*** Given records ***

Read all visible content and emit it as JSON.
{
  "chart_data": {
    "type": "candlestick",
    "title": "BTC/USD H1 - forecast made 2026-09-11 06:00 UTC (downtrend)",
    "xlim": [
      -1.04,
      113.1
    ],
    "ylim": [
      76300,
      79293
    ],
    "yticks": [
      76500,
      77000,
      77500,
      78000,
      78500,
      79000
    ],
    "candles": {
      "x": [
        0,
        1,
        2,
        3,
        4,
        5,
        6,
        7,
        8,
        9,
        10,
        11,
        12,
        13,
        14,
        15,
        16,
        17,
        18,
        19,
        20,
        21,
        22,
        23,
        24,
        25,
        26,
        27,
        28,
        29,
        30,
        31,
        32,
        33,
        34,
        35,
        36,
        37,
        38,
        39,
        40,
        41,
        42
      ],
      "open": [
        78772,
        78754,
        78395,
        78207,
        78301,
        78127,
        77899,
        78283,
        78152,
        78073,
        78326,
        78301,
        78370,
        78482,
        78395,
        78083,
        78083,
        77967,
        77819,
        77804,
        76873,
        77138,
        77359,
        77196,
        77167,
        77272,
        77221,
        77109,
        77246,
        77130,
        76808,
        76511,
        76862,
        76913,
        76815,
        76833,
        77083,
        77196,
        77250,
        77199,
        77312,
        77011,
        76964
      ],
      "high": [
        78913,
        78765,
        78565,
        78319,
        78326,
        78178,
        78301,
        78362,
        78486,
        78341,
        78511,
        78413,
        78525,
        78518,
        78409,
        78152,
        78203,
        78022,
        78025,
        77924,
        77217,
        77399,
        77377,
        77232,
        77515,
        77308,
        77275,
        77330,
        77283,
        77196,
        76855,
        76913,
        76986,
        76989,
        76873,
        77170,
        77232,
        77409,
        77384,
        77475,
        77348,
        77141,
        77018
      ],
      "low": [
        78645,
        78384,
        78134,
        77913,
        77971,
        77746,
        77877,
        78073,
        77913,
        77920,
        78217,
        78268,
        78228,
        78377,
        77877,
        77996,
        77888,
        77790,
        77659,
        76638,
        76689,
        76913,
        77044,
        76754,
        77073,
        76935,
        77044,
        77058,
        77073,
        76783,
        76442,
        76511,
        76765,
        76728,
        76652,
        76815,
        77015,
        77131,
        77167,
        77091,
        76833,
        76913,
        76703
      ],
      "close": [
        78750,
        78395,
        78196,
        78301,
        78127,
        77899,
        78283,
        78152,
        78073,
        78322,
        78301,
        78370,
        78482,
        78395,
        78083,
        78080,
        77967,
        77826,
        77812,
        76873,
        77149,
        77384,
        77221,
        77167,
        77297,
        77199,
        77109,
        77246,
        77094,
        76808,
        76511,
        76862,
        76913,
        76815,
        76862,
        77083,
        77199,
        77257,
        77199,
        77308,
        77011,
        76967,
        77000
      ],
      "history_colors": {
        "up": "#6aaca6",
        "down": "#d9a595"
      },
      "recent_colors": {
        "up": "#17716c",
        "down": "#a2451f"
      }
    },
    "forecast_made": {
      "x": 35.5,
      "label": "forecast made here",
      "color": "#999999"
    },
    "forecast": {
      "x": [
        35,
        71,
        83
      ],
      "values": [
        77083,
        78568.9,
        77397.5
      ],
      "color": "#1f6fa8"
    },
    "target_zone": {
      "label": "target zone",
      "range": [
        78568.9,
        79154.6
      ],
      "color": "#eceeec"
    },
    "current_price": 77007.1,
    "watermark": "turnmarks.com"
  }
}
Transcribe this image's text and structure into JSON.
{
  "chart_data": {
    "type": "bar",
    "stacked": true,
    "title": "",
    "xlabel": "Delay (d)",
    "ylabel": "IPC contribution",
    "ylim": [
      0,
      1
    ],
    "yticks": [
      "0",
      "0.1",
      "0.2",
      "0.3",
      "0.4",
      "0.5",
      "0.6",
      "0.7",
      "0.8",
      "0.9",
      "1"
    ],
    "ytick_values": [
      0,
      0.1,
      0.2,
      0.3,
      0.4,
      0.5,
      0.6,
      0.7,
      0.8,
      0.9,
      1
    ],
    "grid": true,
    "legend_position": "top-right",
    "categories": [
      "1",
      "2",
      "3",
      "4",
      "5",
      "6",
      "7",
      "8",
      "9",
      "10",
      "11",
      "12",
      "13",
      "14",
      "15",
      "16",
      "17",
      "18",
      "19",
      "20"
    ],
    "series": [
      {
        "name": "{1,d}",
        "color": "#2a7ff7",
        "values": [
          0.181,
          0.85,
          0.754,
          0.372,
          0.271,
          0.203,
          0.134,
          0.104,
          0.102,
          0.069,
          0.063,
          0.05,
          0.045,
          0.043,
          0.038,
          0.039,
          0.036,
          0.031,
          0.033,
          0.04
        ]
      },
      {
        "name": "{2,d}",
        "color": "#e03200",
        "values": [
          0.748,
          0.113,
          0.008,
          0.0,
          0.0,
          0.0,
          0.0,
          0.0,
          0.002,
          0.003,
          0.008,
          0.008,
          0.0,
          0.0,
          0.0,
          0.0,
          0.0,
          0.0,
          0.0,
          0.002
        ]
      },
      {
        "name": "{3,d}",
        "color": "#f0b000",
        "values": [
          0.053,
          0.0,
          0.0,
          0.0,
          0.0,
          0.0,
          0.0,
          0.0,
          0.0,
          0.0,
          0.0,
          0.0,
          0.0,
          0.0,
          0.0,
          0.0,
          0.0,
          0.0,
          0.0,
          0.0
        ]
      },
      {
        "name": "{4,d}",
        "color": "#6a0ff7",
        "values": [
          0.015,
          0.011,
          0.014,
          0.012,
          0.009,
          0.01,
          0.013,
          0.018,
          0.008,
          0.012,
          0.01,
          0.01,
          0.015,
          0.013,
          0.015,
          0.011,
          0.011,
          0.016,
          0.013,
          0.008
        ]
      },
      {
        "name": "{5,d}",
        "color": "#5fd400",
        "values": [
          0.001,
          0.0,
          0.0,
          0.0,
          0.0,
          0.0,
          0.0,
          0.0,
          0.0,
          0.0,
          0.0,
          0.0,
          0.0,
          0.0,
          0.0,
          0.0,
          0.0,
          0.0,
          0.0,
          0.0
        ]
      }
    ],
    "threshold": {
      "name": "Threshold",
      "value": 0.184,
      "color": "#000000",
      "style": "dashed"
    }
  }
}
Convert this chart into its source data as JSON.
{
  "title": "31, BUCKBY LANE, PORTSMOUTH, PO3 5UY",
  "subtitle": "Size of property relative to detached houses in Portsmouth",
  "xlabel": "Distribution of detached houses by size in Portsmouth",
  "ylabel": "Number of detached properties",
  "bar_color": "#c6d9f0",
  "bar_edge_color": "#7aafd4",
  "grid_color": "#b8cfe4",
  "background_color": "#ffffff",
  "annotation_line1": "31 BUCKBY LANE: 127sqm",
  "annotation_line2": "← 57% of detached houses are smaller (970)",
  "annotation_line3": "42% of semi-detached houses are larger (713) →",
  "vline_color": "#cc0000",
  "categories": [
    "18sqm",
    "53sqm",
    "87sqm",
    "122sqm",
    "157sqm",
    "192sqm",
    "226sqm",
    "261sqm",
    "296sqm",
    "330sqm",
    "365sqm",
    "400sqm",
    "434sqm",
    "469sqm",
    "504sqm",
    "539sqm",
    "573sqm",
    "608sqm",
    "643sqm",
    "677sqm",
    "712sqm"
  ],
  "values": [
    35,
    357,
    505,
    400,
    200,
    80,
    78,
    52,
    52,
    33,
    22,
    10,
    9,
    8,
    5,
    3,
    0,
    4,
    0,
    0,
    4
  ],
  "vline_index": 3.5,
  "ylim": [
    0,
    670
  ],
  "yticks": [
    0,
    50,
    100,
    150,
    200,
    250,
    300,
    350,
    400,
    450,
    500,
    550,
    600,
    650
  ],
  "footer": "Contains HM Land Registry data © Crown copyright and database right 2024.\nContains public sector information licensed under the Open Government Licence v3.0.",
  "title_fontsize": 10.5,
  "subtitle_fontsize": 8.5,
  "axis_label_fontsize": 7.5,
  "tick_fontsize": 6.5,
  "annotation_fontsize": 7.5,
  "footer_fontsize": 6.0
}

***

» **Requirements**
Among the records above, how many lines carry the string "xlabel"? Reply with the number alone.

» **The solution**
2